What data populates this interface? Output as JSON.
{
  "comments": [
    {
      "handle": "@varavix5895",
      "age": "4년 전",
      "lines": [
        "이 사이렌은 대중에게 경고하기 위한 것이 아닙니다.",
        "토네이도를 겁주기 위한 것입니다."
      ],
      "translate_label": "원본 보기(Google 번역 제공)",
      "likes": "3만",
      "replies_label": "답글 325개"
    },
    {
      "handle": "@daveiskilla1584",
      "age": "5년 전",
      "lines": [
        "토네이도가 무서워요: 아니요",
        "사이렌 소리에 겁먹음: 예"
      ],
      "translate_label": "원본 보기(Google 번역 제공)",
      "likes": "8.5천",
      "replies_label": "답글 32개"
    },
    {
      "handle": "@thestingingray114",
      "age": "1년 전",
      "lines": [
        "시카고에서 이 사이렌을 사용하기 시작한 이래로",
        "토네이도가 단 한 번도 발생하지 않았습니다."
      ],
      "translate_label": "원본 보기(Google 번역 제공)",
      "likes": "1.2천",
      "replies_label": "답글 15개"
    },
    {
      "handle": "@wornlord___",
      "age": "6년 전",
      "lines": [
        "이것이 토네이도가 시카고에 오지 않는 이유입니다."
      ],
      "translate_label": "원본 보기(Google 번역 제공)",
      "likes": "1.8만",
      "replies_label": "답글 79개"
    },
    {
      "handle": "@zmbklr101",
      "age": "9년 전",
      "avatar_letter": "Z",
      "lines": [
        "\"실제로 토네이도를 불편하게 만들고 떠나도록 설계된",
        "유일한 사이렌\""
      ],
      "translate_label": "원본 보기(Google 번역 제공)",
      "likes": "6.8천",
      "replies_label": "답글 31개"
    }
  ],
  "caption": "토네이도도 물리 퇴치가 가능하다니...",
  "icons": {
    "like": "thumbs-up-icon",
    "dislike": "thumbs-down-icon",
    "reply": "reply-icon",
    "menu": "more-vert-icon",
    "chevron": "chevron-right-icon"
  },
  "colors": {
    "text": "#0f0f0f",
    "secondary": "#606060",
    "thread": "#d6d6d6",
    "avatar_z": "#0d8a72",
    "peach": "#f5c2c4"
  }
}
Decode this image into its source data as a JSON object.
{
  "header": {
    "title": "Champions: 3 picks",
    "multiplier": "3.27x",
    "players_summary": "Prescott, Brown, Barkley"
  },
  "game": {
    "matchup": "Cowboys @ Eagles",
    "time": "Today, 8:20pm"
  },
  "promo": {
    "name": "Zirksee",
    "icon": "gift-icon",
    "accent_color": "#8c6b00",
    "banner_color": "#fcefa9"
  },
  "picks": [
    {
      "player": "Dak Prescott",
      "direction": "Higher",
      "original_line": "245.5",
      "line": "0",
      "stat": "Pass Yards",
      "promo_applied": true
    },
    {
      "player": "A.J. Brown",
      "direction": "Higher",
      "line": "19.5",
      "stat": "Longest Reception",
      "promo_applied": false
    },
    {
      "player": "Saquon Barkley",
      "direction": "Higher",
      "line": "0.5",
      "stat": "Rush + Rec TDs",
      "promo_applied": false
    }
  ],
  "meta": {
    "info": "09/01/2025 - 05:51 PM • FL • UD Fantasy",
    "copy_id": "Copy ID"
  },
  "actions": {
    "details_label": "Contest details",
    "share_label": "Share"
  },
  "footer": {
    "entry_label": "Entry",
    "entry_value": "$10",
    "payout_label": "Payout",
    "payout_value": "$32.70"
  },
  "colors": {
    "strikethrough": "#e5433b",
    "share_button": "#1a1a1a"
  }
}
⁂
EXERCISE REQUIREMENTS:
In the listing, find all lines with the string "토네이도를" and copy them.

SOLUTION FOR THIS PROBLEM:
        "토네이도를 겁주기 위한 것입니다."
        "\"실제로 토네이도를 불편하게 만들고 떠나도록 설계된",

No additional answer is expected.